Request: Return every entry exactly as written.

Records shown:
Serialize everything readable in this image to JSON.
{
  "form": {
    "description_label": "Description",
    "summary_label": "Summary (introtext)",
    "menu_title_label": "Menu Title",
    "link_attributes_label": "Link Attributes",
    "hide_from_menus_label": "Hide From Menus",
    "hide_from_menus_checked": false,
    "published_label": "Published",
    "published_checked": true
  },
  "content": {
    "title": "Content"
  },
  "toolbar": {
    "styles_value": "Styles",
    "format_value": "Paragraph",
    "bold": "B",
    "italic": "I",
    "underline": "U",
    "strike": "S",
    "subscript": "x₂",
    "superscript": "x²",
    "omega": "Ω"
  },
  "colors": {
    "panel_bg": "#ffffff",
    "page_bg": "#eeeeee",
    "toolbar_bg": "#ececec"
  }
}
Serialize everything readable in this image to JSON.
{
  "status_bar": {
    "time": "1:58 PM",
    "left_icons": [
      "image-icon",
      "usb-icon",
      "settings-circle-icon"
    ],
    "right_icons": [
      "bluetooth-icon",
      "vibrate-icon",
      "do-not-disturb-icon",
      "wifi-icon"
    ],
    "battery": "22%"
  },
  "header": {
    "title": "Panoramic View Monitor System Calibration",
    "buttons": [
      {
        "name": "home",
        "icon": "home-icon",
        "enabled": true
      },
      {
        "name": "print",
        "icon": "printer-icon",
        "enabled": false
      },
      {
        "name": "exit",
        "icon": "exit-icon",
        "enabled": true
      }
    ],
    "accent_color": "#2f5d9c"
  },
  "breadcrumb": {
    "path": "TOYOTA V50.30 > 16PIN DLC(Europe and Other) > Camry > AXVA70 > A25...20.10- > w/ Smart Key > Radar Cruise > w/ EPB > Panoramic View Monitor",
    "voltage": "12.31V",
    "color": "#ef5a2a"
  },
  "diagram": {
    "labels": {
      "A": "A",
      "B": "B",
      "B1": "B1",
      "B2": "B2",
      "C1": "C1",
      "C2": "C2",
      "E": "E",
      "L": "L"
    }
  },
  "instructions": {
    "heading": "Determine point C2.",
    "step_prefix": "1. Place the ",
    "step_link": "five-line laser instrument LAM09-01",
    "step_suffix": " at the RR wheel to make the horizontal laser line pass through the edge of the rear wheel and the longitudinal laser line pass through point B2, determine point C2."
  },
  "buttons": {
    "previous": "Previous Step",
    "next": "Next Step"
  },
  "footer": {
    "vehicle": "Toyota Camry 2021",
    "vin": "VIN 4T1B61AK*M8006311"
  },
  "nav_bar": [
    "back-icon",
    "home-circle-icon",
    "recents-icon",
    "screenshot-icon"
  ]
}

Output for this task:
Serialize everything readable in this image to JSON.
{
  "form": {
    "description_label": "Description",
    "summary_label": "Summary (introtext)",
    "menu_title_label": "Menu Title",
    "link_attributes_label": "Link Attributes",
    "hide_from_menus_label": "Hide From Menus",
    "hide_from_menus_checked": false,
    "published_label": "Published",
    "published_checked": true
  },
  "content": {
    "title": "Content"
  },
  "toolbar": {
    "styles_value": "Styles",
    "format_value": "Paragraph",
    "bold": "B",
    "italic": "I",
    "underline": "U",
    "strike": "S",
    "subscript": "x₂",
    "superscript": "x²",
    "omega": "Ω"
  },
  "colors": {
    "panel_bg": "#ffffff",
    "page_bg": "#eeeeee",
    "toolbar_bg": "#ececec"
  }
}
Serialize everything readable in this image to JSON.
{
  "status_bar": {
    "time": "1:58 PM",
    "left_icons": [
      "image-icon",
      "usb-icon",
      "settings-circle-icon"
    ],
    "right_icons": [
      "bluetooth-icon",
      "vibrate-icon",
      "do-not-disturb-icon",
      "wifi-icon"
    ],
    "battery": "22%"
  },
  "header": {
    "title": "Panoramic View Monitor System Calibration",
    "buttons": [
      {
        "name": "home",
        "icon": "home-icon",
        "enabled": true
      },
      {
        "name": "print",
        "icon": "printer-icon",
        "enabled": false
      },
      {
        "name": "exit",
        "icon": "exit-icon",
        "enabled": true
      }
    ],
    "accent_color": "#2f5d9c"
  },
  "breadcrumb": {
    "path": "TOYOTA V50.30 > 16PIN DLC(Europe and Other) > Camry > AXVA70 > A25...20.10- > w/ Smart Key > Radar Cruise > w/ EPB > Panoramic View Monitor",
    "voltage": "12.31V",
    "color": "#ef5a2a"
  },
  "diagram": {
    "labels": {
      "A": "A",
      "B": "B",
      "B1": "B1",
      "B2": "B2",
      "C1": "C1",
      "C2": "C2",
      "E": "E",
      "L": "L"
    }
  },
  "instructions": {
    "heading": "Determine point C2.",
    "step_prefix": "1. Place the ",
    "step_link": "five-line laser instrument LAM09-01",
    "step_suffix": " at the RR wheel to make the horizontal laser line pass through the edge of the rear wheel and the longitudinal laser line pass through point B2, determine point C2."
  },
  "buttons": {
    "previous": "Previous Step",
    "next": "Next Step"
  },
  "footer": {
    "vehicle": "Toyota Camry 2021",
    "vin": "VIN 4T1B61AK*M8006311"
  },
  "nav_bar": [
    "back-icon",
    "home-circle-icon",
    "recents-icon",
    "screenshot-icon"
  ]
}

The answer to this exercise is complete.